Provided text
BEGIN

Written by zac on 06.19.09
The opera unite services are implemented pretty well given the fact that they are in alpha, But it really is not useful for majority of the people using the internet.
To get a good idea of the Opera Unite see the discussion here link
Written by Saravanan S on 06.19.09
Doing this is not a good idea for the electrical grid. Much better for a few hundred servers to serve this type of content than a million home computers forced to idle 24×7 to make a few MegaBytes each, accessible.
Written by Pietro on 06.19.09
Browser bloat. It used to be that every application bloated until it was an email client. Now the new goal is for every application to include a web server. This is just another way for attackers to gain access to your computer.
If you want to serve web pages, install a web server or use a hosting service.
Written by Itedarian on 06.19.09
Nice app and good file sharing concept. This gave me the idea of setting up this same thing using apache/https/dyndns and user authentication with htaccess :)
Written by greg on 06.19.09
Next step: wait for
(1) Email from your family complaining about the really slow throughput from your server because your ISP gives you an upload rate far slower than your download rate, and
(2) your ISP to cut you off because your Terms of Service prohibit running a server from your home.

END

Information given
BEGIN

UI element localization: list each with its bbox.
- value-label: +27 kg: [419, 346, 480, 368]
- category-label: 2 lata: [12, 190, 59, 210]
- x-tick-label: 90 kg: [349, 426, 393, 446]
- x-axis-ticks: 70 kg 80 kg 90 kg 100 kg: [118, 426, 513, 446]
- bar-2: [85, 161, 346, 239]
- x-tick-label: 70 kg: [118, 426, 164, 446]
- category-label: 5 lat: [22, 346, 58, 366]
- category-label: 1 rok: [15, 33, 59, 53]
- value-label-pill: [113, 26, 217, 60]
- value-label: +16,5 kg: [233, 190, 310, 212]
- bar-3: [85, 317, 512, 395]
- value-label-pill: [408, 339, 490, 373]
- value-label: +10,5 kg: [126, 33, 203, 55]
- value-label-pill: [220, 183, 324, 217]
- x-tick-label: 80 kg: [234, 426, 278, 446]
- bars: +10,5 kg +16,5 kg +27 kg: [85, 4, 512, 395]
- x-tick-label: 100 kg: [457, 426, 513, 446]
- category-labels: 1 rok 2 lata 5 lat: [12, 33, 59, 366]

END

Instructions to follow
In the comments on Opera Unite, what does Pietro recommend for anyone who wants to serve web pages?

Result
Install a web server or use a hosting service.